• [Task instructions]:
Each line containing the word "ткани" must be reported.

Dataset entries:
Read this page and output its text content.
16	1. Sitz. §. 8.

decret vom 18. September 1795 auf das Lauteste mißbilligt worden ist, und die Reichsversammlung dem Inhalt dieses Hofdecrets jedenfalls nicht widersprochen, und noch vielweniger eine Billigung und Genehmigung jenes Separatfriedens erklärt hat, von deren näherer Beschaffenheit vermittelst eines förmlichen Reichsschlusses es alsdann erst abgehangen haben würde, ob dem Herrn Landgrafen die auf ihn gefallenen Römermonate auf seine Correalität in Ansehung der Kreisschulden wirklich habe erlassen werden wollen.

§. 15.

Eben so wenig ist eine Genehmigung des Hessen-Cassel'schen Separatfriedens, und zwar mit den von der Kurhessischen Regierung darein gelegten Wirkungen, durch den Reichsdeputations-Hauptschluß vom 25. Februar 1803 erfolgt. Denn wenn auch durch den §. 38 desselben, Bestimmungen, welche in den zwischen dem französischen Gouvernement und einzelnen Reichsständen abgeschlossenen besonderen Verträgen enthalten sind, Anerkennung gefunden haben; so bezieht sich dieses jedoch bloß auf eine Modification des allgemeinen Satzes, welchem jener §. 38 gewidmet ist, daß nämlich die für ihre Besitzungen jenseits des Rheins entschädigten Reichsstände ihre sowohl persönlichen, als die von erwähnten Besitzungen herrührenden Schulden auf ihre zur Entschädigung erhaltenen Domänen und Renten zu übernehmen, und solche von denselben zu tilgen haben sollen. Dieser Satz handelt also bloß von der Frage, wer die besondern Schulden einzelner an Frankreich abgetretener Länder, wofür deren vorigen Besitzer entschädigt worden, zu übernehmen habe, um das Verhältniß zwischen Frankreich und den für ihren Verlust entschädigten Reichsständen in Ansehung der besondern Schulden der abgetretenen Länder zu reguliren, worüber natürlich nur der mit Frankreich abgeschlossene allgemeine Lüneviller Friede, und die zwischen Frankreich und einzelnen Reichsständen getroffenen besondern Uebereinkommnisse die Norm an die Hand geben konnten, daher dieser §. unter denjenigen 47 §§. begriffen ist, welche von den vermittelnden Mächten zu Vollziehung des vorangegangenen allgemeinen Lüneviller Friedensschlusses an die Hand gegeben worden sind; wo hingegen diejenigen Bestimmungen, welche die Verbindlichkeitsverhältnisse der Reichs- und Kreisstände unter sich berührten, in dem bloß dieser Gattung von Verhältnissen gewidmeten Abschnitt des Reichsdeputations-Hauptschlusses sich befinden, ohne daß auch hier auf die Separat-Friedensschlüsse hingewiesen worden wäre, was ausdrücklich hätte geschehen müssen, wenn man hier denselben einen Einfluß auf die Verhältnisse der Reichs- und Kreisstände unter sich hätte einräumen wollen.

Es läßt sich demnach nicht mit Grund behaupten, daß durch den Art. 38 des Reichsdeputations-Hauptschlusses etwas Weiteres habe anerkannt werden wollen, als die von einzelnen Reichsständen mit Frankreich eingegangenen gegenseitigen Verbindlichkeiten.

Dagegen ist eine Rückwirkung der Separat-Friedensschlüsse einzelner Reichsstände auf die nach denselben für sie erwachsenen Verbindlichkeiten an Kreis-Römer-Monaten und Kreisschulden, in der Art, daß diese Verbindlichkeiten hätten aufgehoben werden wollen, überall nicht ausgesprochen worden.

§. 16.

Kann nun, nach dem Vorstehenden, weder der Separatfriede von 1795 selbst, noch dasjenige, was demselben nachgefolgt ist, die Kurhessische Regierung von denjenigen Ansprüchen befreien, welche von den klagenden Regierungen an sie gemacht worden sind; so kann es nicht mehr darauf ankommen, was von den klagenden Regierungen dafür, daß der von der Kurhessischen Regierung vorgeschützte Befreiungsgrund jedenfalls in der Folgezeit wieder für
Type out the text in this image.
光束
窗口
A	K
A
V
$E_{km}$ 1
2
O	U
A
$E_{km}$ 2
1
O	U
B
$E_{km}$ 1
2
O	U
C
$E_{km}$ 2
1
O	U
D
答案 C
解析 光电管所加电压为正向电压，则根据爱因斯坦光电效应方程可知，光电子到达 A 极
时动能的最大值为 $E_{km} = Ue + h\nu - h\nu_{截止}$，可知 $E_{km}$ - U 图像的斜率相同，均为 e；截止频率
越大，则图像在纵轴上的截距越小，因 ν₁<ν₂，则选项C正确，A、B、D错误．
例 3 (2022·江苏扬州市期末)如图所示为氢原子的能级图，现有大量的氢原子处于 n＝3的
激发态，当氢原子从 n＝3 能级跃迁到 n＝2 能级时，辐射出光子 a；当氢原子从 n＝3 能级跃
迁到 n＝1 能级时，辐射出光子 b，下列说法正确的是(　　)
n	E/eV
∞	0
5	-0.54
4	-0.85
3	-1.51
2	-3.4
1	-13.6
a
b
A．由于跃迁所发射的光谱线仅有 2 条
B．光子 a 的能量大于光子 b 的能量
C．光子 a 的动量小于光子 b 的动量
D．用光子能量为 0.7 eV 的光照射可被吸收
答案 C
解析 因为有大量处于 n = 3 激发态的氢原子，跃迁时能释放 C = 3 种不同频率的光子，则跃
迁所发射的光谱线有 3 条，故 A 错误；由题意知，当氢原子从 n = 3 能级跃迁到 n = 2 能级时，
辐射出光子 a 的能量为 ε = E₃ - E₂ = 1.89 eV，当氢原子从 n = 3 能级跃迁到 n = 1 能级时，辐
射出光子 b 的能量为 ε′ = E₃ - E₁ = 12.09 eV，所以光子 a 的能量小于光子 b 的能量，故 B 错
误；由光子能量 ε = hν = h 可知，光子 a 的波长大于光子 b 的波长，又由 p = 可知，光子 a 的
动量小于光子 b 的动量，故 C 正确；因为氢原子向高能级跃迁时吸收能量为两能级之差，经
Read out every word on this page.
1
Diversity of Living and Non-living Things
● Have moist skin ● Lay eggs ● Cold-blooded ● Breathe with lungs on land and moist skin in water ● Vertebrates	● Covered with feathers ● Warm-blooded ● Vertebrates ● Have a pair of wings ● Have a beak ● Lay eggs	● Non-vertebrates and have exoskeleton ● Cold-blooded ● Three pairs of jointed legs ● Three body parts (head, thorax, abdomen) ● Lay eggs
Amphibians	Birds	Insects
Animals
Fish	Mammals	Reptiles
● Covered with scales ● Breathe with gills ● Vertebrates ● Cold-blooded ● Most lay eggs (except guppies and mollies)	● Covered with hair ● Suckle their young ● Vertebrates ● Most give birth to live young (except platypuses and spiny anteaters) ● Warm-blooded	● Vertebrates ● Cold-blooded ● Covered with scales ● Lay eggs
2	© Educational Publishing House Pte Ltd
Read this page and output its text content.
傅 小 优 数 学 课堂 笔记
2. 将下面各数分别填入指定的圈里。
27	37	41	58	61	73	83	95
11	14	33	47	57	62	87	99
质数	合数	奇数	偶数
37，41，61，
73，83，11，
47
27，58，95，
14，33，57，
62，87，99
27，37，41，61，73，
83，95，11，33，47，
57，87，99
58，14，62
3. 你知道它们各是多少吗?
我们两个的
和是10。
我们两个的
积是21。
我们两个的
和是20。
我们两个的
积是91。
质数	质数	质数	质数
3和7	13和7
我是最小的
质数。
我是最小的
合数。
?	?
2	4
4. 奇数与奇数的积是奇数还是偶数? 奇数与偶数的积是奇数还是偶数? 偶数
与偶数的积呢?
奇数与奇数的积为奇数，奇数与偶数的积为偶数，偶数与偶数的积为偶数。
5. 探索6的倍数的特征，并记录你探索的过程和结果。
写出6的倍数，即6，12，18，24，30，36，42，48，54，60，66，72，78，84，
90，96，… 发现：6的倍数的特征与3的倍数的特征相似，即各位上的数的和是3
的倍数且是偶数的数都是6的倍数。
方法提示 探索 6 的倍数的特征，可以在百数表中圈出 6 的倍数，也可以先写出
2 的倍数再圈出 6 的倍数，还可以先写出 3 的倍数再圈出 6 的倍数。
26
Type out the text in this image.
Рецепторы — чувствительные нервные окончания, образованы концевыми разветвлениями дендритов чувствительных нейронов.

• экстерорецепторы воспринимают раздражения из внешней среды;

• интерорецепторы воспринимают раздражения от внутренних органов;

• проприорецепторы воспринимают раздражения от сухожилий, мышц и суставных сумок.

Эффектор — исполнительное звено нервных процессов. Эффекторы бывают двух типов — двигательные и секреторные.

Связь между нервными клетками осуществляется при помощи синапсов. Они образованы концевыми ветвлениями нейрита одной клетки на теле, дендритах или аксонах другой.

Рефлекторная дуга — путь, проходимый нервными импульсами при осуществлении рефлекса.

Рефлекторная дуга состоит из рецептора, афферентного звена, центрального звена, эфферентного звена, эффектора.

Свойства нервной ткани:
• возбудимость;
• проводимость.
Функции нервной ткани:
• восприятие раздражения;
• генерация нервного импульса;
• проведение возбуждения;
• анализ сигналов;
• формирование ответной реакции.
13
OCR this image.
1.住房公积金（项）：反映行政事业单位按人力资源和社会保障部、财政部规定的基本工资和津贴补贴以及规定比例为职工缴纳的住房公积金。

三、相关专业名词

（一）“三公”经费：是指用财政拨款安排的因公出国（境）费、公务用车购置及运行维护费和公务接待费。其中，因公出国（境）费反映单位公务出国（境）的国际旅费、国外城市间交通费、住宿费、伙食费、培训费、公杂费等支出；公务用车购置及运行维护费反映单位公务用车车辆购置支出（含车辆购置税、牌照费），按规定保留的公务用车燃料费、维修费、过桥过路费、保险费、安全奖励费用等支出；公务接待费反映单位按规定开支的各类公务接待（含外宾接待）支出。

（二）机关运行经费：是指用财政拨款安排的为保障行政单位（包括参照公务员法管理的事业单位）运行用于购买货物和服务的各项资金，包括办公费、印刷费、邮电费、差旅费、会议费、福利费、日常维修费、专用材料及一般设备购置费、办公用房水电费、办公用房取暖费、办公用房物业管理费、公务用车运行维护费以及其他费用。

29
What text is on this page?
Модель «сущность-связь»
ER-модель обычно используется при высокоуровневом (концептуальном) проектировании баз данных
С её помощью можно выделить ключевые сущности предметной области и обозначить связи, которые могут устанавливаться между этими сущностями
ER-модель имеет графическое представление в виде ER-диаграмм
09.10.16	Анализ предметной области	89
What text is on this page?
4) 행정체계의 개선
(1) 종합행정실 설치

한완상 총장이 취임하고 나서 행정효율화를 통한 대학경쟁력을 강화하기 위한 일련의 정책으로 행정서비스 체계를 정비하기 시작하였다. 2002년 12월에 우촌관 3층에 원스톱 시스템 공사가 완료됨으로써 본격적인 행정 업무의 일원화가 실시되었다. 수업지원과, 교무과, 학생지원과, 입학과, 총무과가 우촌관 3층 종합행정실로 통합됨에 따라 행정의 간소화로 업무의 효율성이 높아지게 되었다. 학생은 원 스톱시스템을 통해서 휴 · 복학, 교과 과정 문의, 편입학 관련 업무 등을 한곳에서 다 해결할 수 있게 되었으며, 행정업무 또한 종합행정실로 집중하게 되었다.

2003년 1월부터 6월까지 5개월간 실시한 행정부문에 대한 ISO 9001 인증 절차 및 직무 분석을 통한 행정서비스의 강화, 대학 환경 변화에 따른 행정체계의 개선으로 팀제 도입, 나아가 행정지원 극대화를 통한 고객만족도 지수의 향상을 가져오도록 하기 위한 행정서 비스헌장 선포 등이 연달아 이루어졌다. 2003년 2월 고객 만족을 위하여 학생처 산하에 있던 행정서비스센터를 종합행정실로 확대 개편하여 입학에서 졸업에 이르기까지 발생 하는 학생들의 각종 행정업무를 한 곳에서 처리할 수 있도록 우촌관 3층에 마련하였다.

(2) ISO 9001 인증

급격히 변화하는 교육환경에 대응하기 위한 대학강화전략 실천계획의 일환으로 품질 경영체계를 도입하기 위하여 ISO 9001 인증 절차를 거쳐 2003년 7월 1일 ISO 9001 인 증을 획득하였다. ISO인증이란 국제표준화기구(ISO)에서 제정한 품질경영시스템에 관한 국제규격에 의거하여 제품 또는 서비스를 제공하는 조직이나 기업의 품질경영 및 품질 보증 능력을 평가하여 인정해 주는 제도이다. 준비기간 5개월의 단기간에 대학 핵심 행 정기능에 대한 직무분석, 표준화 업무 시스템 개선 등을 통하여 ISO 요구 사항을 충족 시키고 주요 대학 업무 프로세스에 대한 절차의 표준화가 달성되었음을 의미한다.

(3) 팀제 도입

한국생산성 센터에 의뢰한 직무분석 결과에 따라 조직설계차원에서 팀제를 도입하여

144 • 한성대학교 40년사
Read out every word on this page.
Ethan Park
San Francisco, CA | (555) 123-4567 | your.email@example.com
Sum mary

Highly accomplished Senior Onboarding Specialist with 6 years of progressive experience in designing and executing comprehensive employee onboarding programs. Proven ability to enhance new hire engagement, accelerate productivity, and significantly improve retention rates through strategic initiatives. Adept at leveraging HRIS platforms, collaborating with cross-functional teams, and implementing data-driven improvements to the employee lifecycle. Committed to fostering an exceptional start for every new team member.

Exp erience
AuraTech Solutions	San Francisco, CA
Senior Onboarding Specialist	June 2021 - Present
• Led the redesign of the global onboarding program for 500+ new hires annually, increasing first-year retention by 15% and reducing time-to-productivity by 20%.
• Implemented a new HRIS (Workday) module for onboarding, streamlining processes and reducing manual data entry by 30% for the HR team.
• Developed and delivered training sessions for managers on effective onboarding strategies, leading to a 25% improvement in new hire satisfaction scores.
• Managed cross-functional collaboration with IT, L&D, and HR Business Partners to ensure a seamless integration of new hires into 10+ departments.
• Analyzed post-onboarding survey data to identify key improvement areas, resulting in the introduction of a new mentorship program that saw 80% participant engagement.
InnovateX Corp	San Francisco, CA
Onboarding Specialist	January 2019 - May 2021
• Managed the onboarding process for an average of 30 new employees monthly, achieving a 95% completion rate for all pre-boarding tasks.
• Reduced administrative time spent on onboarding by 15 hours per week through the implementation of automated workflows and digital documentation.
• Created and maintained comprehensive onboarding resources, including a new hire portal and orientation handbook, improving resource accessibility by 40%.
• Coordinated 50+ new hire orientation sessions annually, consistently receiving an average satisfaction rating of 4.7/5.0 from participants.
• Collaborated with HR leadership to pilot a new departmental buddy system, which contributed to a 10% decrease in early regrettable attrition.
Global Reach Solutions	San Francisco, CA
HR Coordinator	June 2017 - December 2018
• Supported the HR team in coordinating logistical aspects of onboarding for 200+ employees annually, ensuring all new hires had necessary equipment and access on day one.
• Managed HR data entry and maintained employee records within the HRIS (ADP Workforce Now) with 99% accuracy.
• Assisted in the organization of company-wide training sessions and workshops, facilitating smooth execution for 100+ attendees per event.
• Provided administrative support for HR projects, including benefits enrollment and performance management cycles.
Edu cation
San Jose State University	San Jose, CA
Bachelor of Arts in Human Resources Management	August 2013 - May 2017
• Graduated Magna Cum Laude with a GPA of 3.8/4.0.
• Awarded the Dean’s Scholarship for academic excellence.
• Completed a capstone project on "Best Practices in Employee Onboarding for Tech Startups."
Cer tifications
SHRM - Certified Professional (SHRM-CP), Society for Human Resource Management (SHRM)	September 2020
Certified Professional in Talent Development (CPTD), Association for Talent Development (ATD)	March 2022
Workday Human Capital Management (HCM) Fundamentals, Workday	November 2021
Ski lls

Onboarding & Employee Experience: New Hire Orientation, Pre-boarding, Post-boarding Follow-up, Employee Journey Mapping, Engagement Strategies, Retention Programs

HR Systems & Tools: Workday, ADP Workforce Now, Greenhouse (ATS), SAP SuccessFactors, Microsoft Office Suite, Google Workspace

• [Full response]:
Свойства нервной ткани:
Функции нервной ткани:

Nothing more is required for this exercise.